:: Rows ::
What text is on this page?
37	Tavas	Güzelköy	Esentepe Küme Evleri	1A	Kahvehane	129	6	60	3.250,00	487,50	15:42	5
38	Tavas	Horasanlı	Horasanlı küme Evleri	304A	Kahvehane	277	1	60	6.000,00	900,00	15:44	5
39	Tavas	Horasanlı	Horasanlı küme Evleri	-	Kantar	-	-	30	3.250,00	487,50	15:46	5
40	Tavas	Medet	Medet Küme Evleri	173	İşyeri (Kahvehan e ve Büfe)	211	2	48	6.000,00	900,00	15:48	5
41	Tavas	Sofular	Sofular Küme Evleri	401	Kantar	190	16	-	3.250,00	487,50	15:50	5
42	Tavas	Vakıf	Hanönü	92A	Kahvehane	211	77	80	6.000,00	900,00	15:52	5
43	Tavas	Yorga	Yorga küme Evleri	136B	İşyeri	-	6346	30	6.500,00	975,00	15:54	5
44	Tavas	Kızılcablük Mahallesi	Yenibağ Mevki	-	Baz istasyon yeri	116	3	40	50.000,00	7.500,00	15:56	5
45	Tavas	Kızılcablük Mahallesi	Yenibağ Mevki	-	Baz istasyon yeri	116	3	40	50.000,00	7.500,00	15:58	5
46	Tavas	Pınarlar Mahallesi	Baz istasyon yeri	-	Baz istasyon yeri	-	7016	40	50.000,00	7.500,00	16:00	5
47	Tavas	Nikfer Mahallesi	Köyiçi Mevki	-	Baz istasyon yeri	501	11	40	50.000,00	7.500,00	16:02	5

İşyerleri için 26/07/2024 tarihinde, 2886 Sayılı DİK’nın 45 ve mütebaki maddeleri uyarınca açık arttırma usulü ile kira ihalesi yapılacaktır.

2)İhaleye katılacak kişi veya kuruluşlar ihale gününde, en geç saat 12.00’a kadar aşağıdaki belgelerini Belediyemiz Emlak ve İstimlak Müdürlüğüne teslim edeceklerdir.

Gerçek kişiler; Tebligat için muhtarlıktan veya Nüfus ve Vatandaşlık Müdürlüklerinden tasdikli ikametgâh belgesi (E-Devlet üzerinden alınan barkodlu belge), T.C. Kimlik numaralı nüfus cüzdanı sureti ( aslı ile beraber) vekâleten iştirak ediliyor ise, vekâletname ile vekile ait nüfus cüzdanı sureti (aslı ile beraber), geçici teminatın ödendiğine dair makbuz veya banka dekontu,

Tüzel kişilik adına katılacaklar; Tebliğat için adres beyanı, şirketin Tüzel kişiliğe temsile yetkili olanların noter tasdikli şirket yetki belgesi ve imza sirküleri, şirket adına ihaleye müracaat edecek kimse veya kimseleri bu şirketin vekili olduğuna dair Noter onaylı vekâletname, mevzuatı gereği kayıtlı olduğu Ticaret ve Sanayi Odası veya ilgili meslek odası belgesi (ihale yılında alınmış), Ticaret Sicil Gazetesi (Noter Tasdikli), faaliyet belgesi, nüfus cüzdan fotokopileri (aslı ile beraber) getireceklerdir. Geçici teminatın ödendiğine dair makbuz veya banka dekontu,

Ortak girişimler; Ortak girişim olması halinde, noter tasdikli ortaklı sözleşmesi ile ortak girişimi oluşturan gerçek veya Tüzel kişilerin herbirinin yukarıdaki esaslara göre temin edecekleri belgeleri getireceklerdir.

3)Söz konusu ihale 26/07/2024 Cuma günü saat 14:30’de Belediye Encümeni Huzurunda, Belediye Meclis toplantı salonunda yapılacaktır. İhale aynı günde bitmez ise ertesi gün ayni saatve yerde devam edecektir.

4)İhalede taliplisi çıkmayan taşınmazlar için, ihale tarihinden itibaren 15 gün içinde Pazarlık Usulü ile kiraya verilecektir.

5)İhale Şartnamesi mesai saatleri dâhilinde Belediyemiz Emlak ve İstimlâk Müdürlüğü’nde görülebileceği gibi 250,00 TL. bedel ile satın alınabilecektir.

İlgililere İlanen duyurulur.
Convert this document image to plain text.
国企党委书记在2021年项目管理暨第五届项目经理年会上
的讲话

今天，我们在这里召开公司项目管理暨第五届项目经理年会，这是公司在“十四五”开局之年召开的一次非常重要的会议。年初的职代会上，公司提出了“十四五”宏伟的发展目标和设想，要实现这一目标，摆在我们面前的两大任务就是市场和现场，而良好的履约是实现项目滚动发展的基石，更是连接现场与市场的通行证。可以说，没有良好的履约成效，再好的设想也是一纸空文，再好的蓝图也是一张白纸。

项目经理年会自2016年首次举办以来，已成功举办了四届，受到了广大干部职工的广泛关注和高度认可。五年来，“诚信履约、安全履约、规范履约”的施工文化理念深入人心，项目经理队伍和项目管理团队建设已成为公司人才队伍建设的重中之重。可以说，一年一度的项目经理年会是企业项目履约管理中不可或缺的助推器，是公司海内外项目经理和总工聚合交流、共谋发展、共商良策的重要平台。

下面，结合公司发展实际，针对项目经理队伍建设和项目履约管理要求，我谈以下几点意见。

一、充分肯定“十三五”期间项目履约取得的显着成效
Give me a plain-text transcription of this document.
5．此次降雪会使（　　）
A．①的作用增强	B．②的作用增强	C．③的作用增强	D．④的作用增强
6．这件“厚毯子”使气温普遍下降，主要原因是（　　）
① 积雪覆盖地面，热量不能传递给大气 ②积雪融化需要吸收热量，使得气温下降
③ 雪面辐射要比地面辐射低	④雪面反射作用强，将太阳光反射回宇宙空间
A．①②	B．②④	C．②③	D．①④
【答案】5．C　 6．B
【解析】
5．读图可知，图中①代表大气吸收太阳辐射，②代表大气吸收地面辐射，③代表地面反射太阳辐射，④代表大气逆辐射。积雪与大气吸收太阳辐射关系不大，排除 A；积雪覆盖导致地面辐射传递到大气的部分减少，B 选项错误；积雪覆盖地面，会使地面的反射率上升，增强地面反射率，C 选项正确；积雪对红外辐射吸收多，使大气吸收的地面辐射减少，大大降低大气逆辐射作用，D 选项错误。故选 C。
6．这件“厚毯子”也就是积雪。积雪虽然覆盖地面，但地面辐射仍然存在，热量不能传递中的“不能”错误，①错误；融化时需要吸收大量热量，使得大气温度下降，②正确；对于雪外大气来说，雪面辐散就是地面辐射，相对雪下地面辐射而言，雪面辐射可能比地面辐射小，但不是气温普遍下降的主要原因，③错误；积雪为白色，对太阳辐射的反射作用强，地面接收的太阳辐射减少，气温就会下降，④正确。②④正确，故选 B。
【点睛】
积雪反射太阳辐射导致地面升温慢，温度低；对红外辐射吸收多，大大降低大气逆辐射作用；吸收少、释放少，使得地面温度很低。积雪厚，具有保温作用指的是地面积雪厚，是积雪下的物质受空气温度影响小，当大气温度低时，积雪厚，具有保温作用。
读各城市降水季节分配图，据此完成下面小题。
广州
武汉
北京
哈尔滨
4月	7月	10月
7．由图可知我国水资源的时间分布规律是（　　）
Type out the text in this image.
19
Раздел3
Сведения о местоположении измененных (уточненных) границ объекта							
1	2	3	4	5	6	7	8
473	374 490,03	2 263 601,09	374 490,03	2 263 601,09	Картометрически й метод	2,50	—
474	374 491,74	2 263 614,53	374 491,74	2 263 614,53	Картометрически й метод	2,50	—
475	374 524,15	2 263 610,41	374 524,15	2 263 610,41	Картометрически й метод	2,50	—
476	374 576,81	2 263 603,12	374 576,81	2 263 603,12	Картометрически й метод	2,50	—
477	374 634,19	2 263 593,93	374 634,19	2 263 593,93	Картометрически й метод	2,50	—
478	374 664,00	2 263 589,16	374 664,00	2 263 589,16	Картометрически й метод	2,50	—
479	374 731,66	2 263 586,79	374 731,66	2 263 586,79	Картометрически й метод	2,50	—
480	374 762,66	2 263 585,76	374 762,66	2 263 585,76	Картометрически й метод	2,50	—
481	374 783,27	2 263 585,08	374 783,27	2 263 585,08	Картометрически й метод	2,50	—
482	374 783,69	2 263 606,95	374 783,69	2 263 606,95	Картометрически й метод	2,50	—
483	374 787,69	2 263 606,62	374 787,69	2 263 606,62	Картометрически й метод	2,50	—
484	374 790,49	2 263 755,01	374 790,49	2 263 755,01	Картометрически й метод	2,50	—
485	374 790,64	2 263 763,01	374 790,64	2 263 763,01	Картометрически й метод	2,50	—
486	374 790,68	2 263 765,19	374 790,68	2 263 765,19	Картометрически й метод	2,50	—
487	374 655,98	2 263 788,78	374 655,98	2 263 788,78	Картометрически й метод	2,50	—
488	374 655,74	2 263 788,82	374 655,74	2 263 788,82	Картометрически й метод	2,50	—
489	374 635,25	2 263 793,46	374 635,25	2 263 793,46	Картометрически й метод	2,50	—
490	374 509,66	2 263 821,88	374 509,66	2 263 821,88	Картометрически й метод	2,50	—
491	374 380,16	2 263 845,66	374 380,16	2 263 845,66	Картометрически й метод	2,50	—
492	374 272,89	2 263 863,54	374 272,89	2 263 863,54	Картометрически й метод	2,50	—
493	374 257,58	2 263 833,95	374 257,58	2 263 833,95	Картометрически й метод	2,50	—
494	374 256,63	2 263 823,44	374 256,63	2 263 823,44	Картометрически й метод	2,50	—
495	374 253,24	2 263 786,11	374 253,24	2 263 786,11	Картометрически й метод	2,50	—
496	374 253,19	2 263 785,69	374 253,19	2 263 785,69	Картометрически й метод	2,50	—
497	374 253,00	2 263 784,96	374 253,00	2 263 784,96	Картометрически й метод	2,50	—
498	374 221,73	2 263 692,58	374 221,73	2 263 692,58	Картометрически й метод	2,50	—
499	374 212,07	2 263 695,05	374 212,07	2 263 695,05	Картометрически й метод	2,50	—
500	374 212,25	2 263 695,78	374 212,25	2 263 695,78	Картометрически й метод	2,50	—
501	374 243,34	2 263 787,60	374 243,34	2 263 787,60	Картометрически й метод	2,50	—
:::
— Written exercise —
Locate the word "this" in the records and collect each line it appears in.

— The output —
What text is on this page?
Convert this document image to plain text.
Give me a plain-text transcription of this document.
Type out the text in this image.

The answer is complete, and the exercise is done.